- _Set problem_
Restate the records below word for word, and omit the images they hold.

- _Provided information_
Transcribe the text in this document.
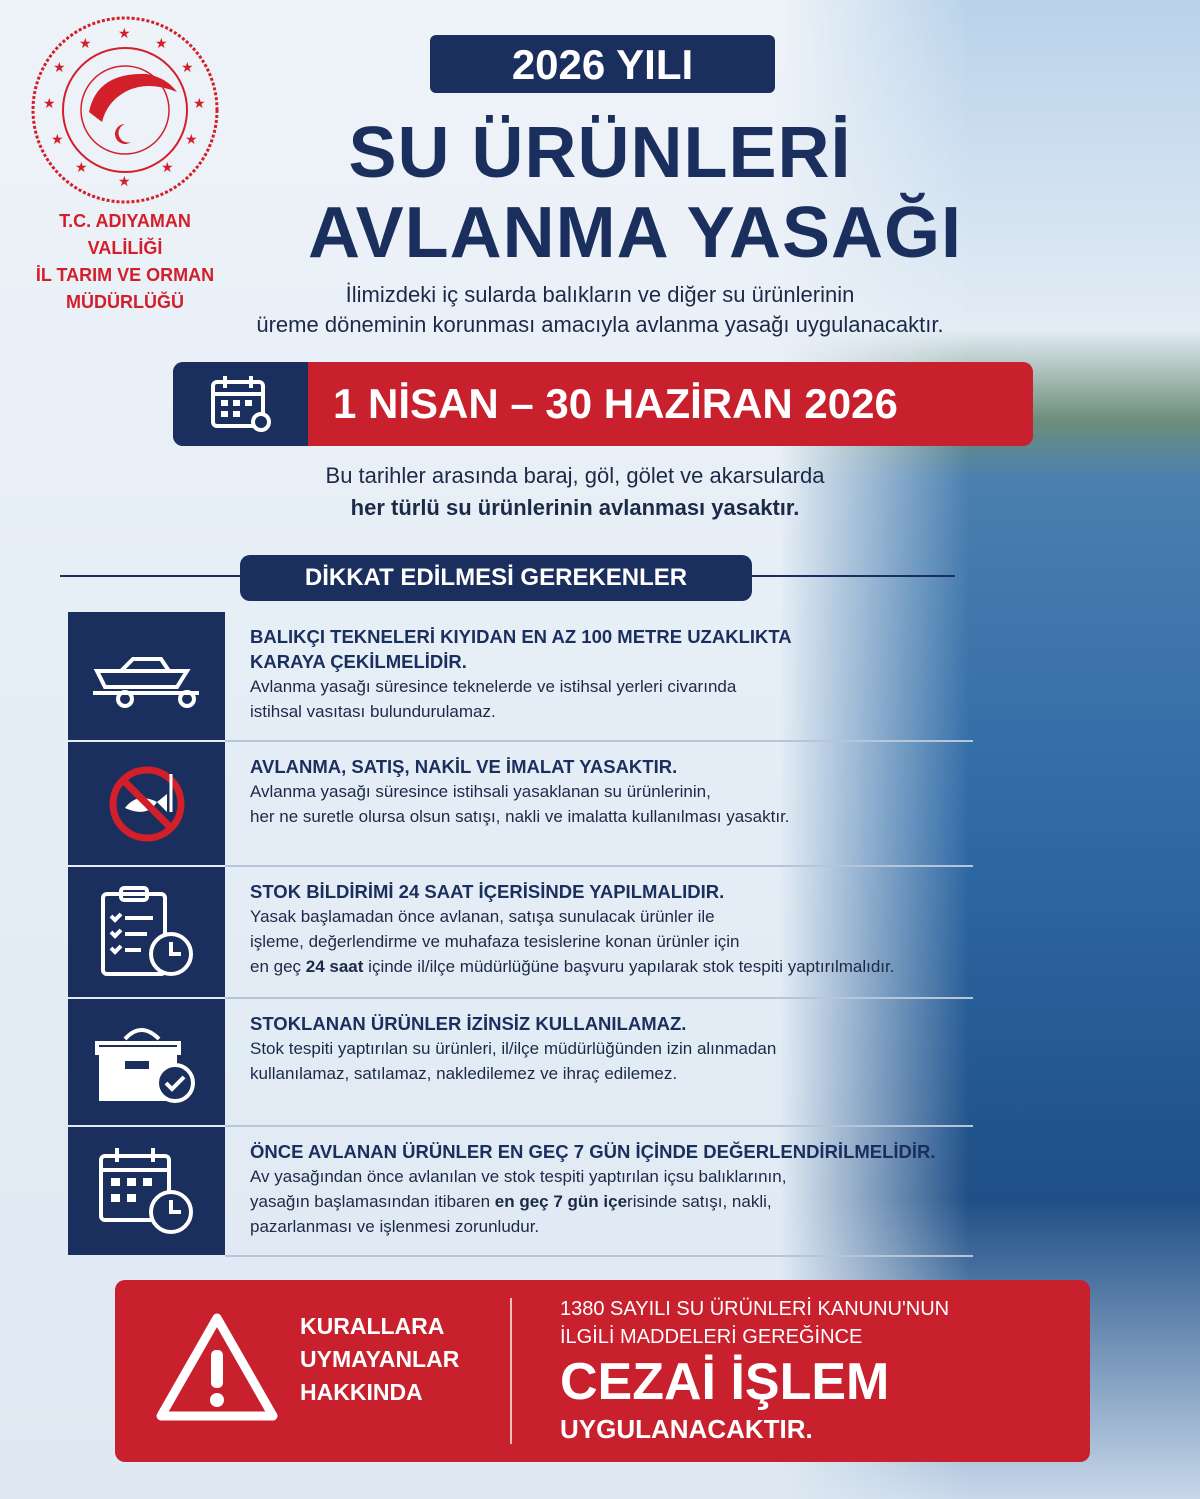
★
★
★
★
★
★
★
★
★
★
★
★
T.C. ADIYAMAN VALİLİĞİ
İL TARIM VE ORMAN
MÜDÜRLÜĞÜ
2026 YILI
SU ÜRÜNLERİ
AVLANMA YASAĞI
İlimizdeki iç sularda balıkların ve diğer su ürünlerinin
üreme döneminin korunması amacıyla avlanma yasağı uygulanacaktır.
1 NİSAN – 30 HAZİRAN 2026
Bu tarihler arasında baraj, göl, gölet ve akarsularda
her türlü su ürünlerinin avlanması yasaktır.
DİKKAT EDİLMESİ GEREKENLER
BALIKÇI TEKNELERİ KIYIDAN EN AZ 100 METRE UZAKLIKTA
KARAYA ÇEKİLMELİDİR.
Avlanma yasağı süresince teknelerde ve istihsal yerleri civarında
istihsal vasıtası bulundurulamaz.
AVLANMA, SATIŞ, NAKİL VE İMALAT YASAKTIR.
Avlanma yasağı süresince istihsali yasaklanan su ürünlerinin,
her ne suretle olursa olsun satışı, nakli ve imalatta kullanılması yasaktır.
STOK BİLDİRİMİ 24 SAAT İÇERİSİNDE YAPILMALIDIR.
Yasak başlamadan önce avlanan, satışa sunulacak ürünler ile
işleme, değerlendirme ve muhafaza tesislerine konan ürünler için
en geç 24 saat içinde il/ilçe müdürlüğüne başvuru yapılarak stok tespiti yaptırılmalıdır.
STOKLANAN ÜRÜNLER İZİNSİZ KULLANILAMAZ.
Stok tespiti yaptırılan su ürünleri, il/ilçe müdürlüğünden izin alınmadan
kullanılamaz, satılamaz, nakledilemez ve ihraç edilemez.
ÖNCE AVLANAN ÜRÜNLER EN GEÇ 7 GÜN İÇİNDE DEĞERLENDİRİLMELİDİR.
Av yasağından önce avlanılan ve stok tespiti yaptırılan içsu balıklarının,
yasağın başlamasından itibaren en geç 7 gün içerisinde satışı, nakli,
pazarlanması ve işlenmesi zorunludur.
KURALLARA
UYMAYANLAR
HAKKINDA
1380 SAYILI SU ÜRÜNLERİ KANUNU'NUN
İLGİLİ MADDELERİ GEREĞİNCE
CEZAİ İŞLEM
UYGULANACAKTIR.
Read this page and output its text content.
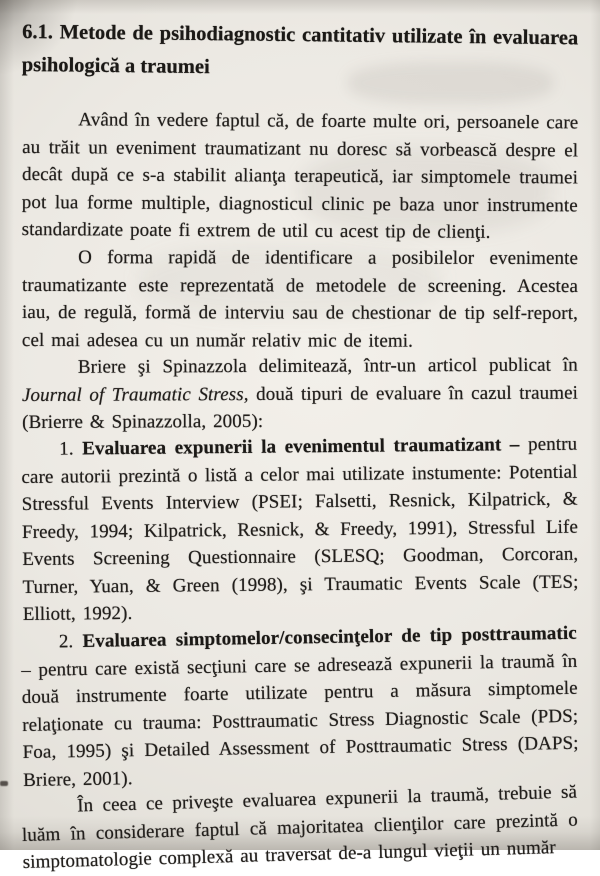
6.1. Metode de psihodiagnostic cantitativ utilizate în evaluarea
psihologică a traumei

Având în vedere faptul că, de foarte multe ori, persoanele care au trăit un eveniment traumatizant nu doresc să vorbească despre el decât după ce s-a stabilit alianţa terapeutică, iar simptomele traumei pot lua forme multiple, diagnosticul clinic pe baza unor instrumente standardizate poate fi extrem de util cu acest tip de clienţi.

O forma rapidă de identificare a posibilelor evenimente traumatizante este reprezentată de metodele de screening. Acestea iau, de regulă, formă de interviu sau de chestionar de tip self-report, cel mai adesea cu un număr relativ mic de itemi.

Briere şi Spinazzola delimitează, într-un articol publicat în Journal of Traumatic Stress, două tipuri de evaluare în cazul traumei (Brierre & Spinazzolla, 2005):

1. Evaluarea expunerii la evenimentul traumatizant – pentru care autorii prezintă o listă a celor mai utilizate instumente: Potential Stressful Events Interview (PSEI; Falsetti, Resnick, Kilpatrick, & Freedy, 1994; Kilpatrick, Resnick, & Freedy, 1991), Stressful Life Events Screening Questionnaire (SLESQ; Goodman, Corcoran, Turner, Yuan, & Green (1998), şi Traumatic Events Scale (TES; Elliott, 1992).

2. Evaluarea simptomelor/consecinţelor de tip posttraumatic – pentru care există secţiuni care se adresează expunerii la traumă în două instrumente foarte utilizate pentru a măsura simptomele relaţionate cu trauma: Posttraumatic Stress Diagnostic Scale (PDS; Foa, 1995) şi Detailed Assessment of Posttraumatic Stress (DAPS; Briere, 2001).

În ceea ce priveşte evaluarea expunerii la traumă, trebuie să luăm în considerare faptul că majoritatea clienţilor care prezintă o simptomatologie complexă au traversat de-a lungul vieţii un număr
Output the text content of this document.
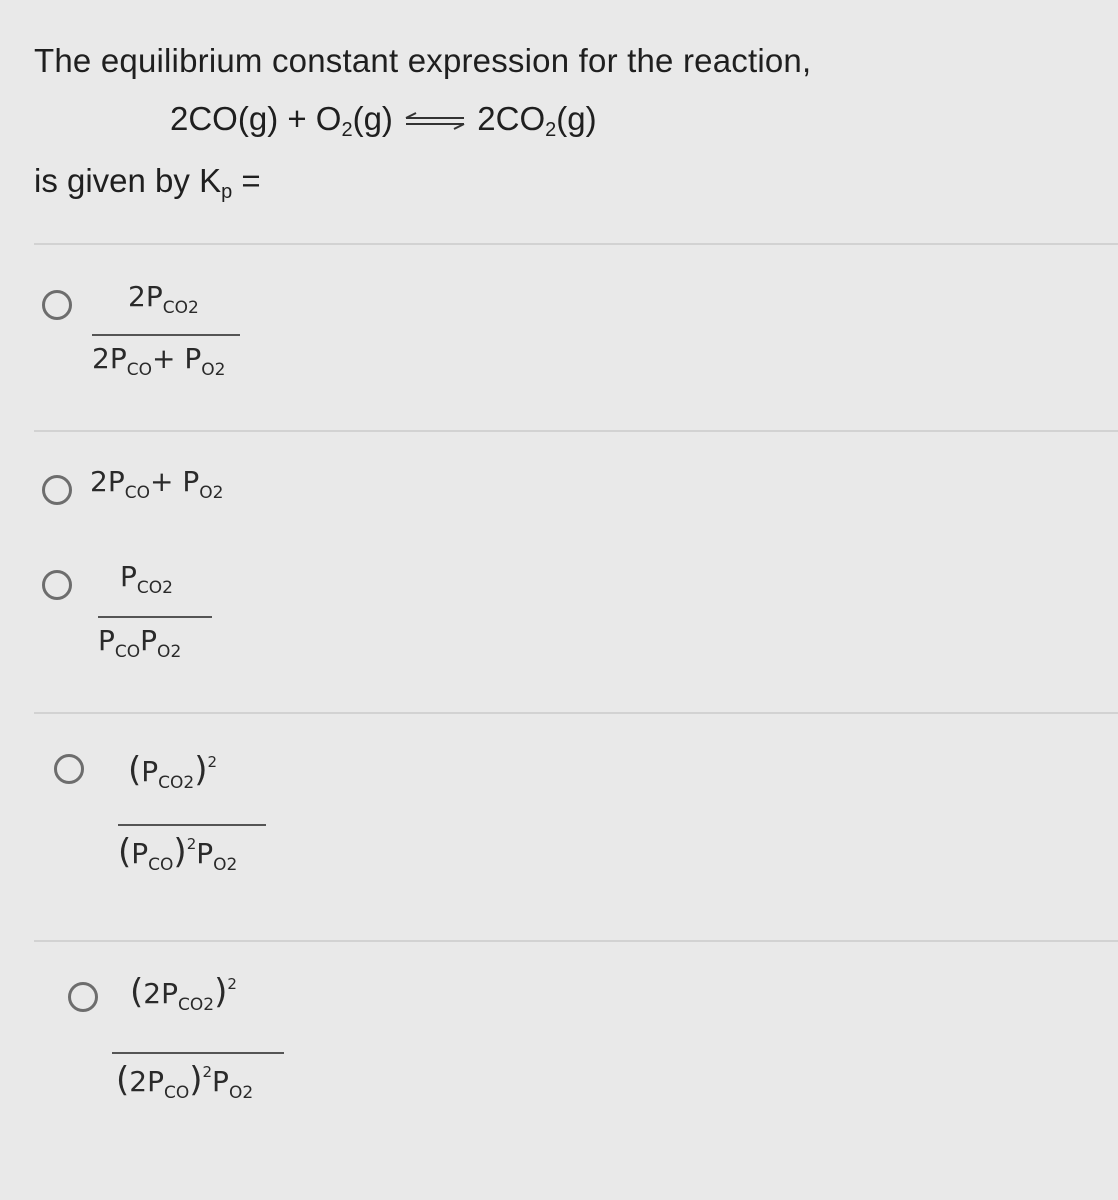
The equilibrium constant expression for the reaction,
$2CO(g) + O_2(g)$ ⇌ $2CO_2(g)$
is given by $K_p$ =
$2P_{CO2}$
$2P_{CO}+ P_{O2}$
$2P_{CO}+ P_{O2}$
$P_{CO2}$
$P_{CO}P_{O2}$
$(P_{CO2})^2$
$(P_{CO})^2P_{O2}$
$(2P_{CO2})^2$
$(2P_{CO})^2P_{O2}$
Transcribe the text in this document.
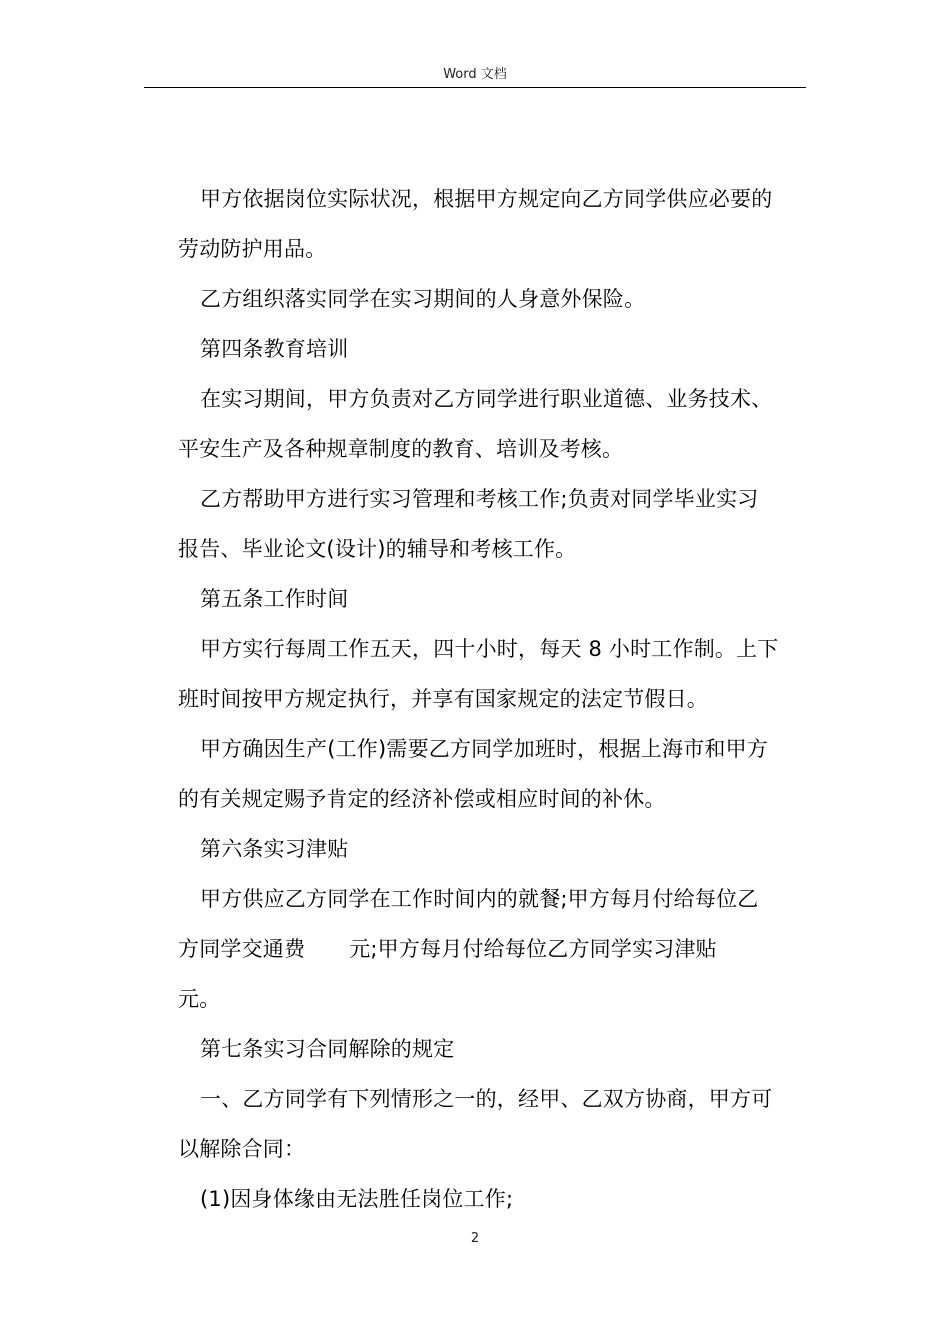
Word 文档
甲方依据岗位实际状况，根据甲方规定向乙方同学供应必要的
劳动防护用品。
乙方组织落实同学在实习期间的人身意外保险。
第四条教育培训
在实习期间，甲方负责对乙方同学进行职业道德、业务技术、
平安生产及各种规章制度的教育、培训及考核。
乙方帮助甲方进行实习管理和考核工作;负责对同学毕业实习
报告、毕业论文(设计)的辅导和考核工作。
第五条工作时间
甲方实行每周工作五天，四十小时，每天 8 小时工作制。上下
班时间按甲方规定执行，并享有国家规定的法定节假日。
甲方确因生产(工作)需要乙方同学加班时，根据上海市和甲方
的有关规定赐予肯定的经济补偿或相应时间的补休。
第六条实习津贴
甲方供应乙方同学在工作时间内的就餐;甲方每月付给每位乙
方同学交通费 元;甲方每月付给每位乙方同学实习津贴
元。
第七条实习合同解除的规定
一、乙方同学有下列情形之一的，经甲、乙双方协商，甲方可
以解除合同：
(1)因身体缘由无法胜任岗位工作;
2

- _Solution for this exercise_
Transcribe the text in this document.
★
★
★
★
★
★
★
★
★
★
★
★
T.C. ADIYAMAN VALİLİĞİ
İL TARIM VE ORMAN
MÜDÜRLÜĞÜ
2026 YILI
SU ÜRÜNLERİ
AVLANMA YASAĞI
İlimizdeki iç sularda balıkların ve diğer su ürünlerinin
üreme döneminin korunması amacıyla avlanma yasağı uygulanacaktır.
1 NİSAN – 30 HAZİRAN 2026
Bu tarihler arasında baraj, göl, gölet ve akarsularda
her türlü su ürünlerinin avlanması yasaktır.
DİKKAT EDİLMESİ GEREKENLER
BALIKÇI TEKNELERİ KIYIDAN EN AZ 100 METRE UZAKLIKTA
KARAYA ÇEKİLMELİDİR.
Avlanma yasağı süresince teknelerde ve istihsal yerleri civarında
istihsal vasıtası bulundurulamaz.
AVLANMA, SATIŞ, NAKİL VE İMALAT YASAKTIR.
Avlanma yasağı süresince istihsali yasaklanan su ürünlerinin,
her ne suretle olursa olsun satışı, nakli ve imalatta kullanılması yasaktır.
STOK BİLDİRİMİ 24 SAAT İÇERİSİNDE YAPILMALIDIR.
Yasak başlamadan önce avlanan, satışa sunulacak ürünler ile
işleme, değerlendirme ve muhafaza tesislerine konan ürünler için
en geç 24 saat içinde il/ilçe müdürlüğüne başvuru yapılarak stok tespiti yaptırılmalıdır.
STOKLANAN ÜRÜNLER İZİNSİZ KULLANILAMAZ.
Stok tespiti yaptırılan su ürünleri, il/ilçe müdürlüğünden izin alınmadan
kullanılamaz, satılamaz, nakledilemez ve ihraç edilemez.
ÖNCE AVLANAN ÜRÜNLER EN GEÇ 7 GÜN İÇİNDE DEĞERLENDİRİLMELİDİR.
Av yasağından önce avlanılan ve stok tespiti yaptırılan içsu balıklarının,
yasağın başlamasından itibaren en geç 7 gün içerisinde satışı, nakli,
pazarlanması ve işlenmesi zorunludur.
KURALLARA
UYMAYANLAR
HAKKINDA
1380 SAYILI SU ÜRÜNLERİ KANUNU'NUN
İLGİLİ MADDELERİ GEREĞİNCE
CEZAİ İŞLEM
UYGULANACAKTIR.
Read this page and output its text content.
6.1. Metode de psihodiagnostic cantitativ utilizate în evaluarea
psihologică a traumei

Având în vedere faptul că, de foarte multe ori, persoanele care au trăit un eveniment traumatizant nu doresc să vorbească despre el decât după ce s-a stabilit alianţa terapeutică, iar simptomele traumei pot lua forme multiple, diagnosticul clinic pe baza unor instrumente standardizate poate fi extrem de util cu acest tip de clienţi.

O forma rapidă de identificare a posibilelor evenimente traumatizante este reprezentată de metodele de screening. Acestea iau, de regulă, formă de interviu sau de chestionar de tip self-report, cel mai adesea cu un număr relativ mic de itemi.

Briere şi Spinazzola delimitează, într-un articol publicat în Journal of Traumatic Stress, două tipuri de evaluare în cazul traumei (Brierre & Spinazzolla, 2005):

1. Evaluarea expunerii la evenimentul traumatizant – pentru care autorii prezintă o listă a celor mai utilizate instumente: Potential Stressful Events Interview (PSEI; Falsetti, Resnick, Kilpatrick, & Freedy, 1994; Kilpatrick, Resnick, & Freedy, 1991), Stressful Life Events Screening Questionnaire (SLESQ; Goodman, Corcoran, Turner, Yuan, & Green (1998), şi Traumatic Events Scale (TES; Elliott, 1992).

2. Evaluarea simptomelor/consecinţelor de tip posttraumatic – pentru care există secţiuni care se adresează expunerii la traumă în două instrumente foarte utilizate pentru a măsura simptomele relaţionate cu trauma: Posttraumatic Stress Diagnostic Scale (PDS; Foa, 1995) şi Detailed Assessment of Posttraumatic Stress (DAPS; Briere, 2001).

În ceea ce priveşte evaluarea expunerii la traumă, trebuie să luăm în considerare faptul că majoritatea clienţilor care prezintă o simptomatologie complexă au traversat de-a lungul vieţii un număr
Output the text content of this document.
The equilibrium constant expression for the reaction,
$2CO(g) + O_2(g)$ ⇌ $2CO_2(g)$
is given by $K_p$ =
$2P_{CO2}$
$2P_{CO}+ P_{O2}$
$2P_{CO}+ P_{O2}$
$P_{CO2}$
$P_{CO}P_{O2}$
$(P_{CO2})^2$
$(P_{CO})^2P_{O2}$
$(2P_{CO2})^2$
$(2P_{CO})^2P_{O2}$
Transcribe the text in this document.
Word 文档
甲方依据岗位实际状况，根据甲方规定向乙方同学供应必要的
劳动防护用品。
乙方组织落实同学在实习期间的人身意外保险。
第四条教育培训
在实习期间，甲方负责对乙方同学进行职业道德、业务技术、
平安生产及各种规章制度的教育、培训及考核。
乙方帮助甲方进行实习管理和考核工作;负责对同学毕业实习
报告、毕业论文(设计)的辅导和考核工作。
第五条工作时间
甲方实行每周工作五天，四十小时，每天 8 小时工作制。上下
班时间按甲方规定执行，并享有国家规定的法定节假日。
甲方确因生产(工作)需要乙方同学加班时，根据上海市和甲方
的有关规定赐予肯定的经济补偿或相应时间的补休。
第六条实习津贴
甲方供应乙方同学在工作时间内的就餐;甲方每月付给每位乙
方同学交通费 元;甲方每月付给每位乙方同学实习津贴
元。
第七条实习合同解除的规定
一、乙方同学有下列情形之一的，经甲、乙双方协商，甲方可
以解除合同：
(1)因身体缘由无法胜任岗位工作;
2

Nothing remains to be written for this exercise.